▶ [Items]
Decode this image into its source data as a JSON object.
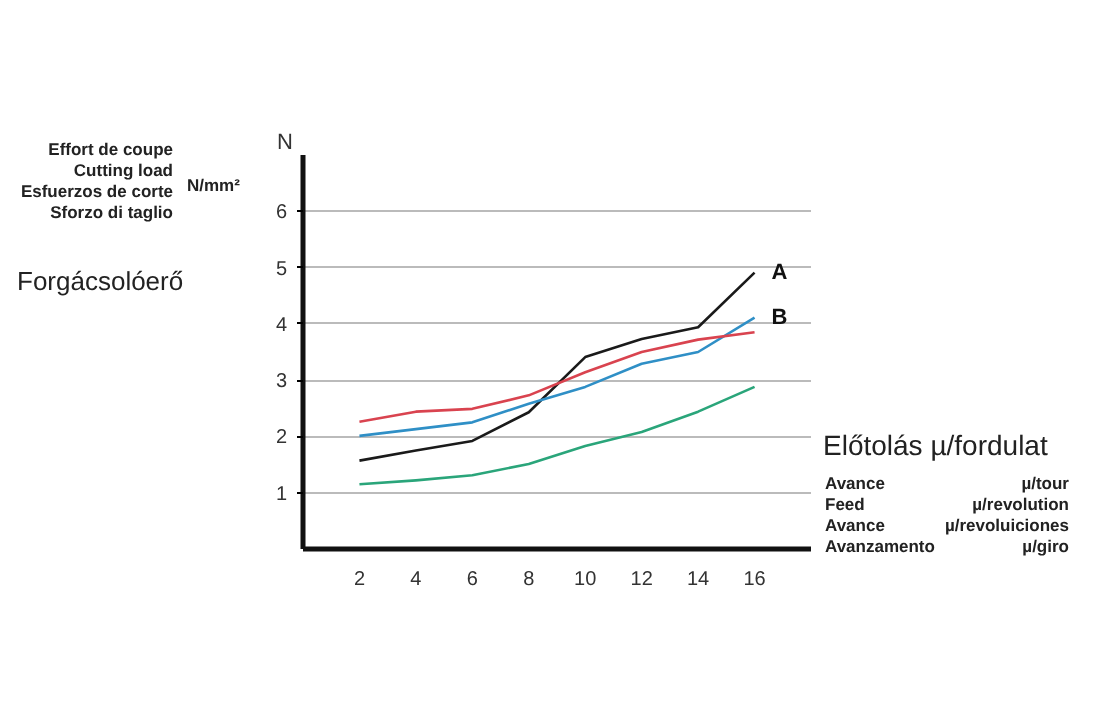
{
  "chart_data": {
    "type": "line",
    "xlabel": "Előtolás µ/fordulat",
    "ylabel": "Forgácsolóerő",
    "annotations": [
      "Effort de coupe\nCutting load\nEsfuerzos de corte\nSforzo di taglio",
      "N/mm²",
      "N",
      "Avance\nFeed\nAvance\nAvanzamento",
      "µ/tour\nµ/revolution\nµ/revoluiciones\nµ/giro"
    ],
    "x": [
      2,
      4,
      6,
      8,
      10,
      12,
      14,
      16
    ],
    "series": [
      {
        "name": "A",
        "color": "#1a1a1a",
        "values": [
          1.57,
          1.75,
          1.92,
          2.43,
          3.41,
          3.73,
          3.94,
          4.91
        ]
      },
      {
        "name": "B",
        "color": "#2f8fc6",
        "values": [
          2.01,
          2.13,
          2.25,
          2.58,
          2.88,
          3.29,
          3.5,
          4.11
        ]
      },
      {
        "color": "#d9434f",
        "values": [
          2.26,
          2.44,
          2.49,
          2.73,
          3.14,
          3.5,
          3.72,
          3.85
        ]
      },
      {
        "color": "#2aa57a",
        "values": [
          1.15,
          1.22,
          1.31,
          1.51,
          1.83,
          2.08,
          2.44,
          2.88
        ]
      }
    ],
    "xlim": [
      0,
      18
    ],
    "ylim": [
      0,
      7
    ],
    "xticks": [
      2,
      4,
      6,
      8,
      10,
      12,
      14,
      16
    ],
    "yticks": [
      1,
      2,
      3,
      4,
      5,
      6
    ],
    "grid": "y",
    "legend": false,
    "marker": "none",
    "line_style": "solid"
  }
}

▶ [What to do]
Reproduce all of the material exactly, apart from the pictures.

▶ [Answer to this exercise]
Decode this image into its source data as a JSON object.
{
  "chart_data": {
    "type": "line",
    "xlabel": "Előtolás µ/fordulat",
    "ylabel": "Forgácsolóerő",
    "annotations": [
      "Effort de coupe\nCutting load\nEsfuerzos de corte\nSforzo di taglio",
      "N/mm²",
      "N",
      "Avance\nFeed\nAvance\nAvanzamento",
      "µ/tour\nµ/revolution\nµ/revoluiciones\nµ/giro"
    ],
    "x": [
      2,
      4,
      6,
      8,
      10,
      12,
      14,
      16
    ],
    "series": [
      {
        "name": "A",
        "color": "#1a1a1a",
        "values": [
          1.57,
          1.75,
          1.92,
          2.43,
          3.41,
          3.73,
          3.94,
          4.91
        ]
      },
      {
        "name": "B",
        "color": "#2f8fc6",
        "values": [
          2.01,
          2.13,
          2.25,
          2.58,
          2.88,
          3.29,
          3.5,
          4.11
        ]
      },
      {
        "color": "#d9434f",
        "values": [
          2.26,
          2.44,
          2.49,
          2.73,
          3.14,
          3.5,
          3.72,
          3.85
        ]
      },
      {
        "color": "#2aa57a",
        "values": [
          1.15,
          1.22,
          1.31,
          1.51,
          1.83,
          2.08,
          2.44,
          2.88
        ]
      }
    ],
    "xlim": [
      0,
      18
    ],
    "ylim": [
      0,
      7
    ],
    "xticks": [
      2,
      4,
      6,
      8,
      10,
      12,
      14,
      16
    ],
    "yticks": [
      1,
      2,
      3,
      4,
      5,
      6
    ],
    "grid": "y",
    "legend": false,
    "marker": "none",
    "line_style": "solid"
  }
}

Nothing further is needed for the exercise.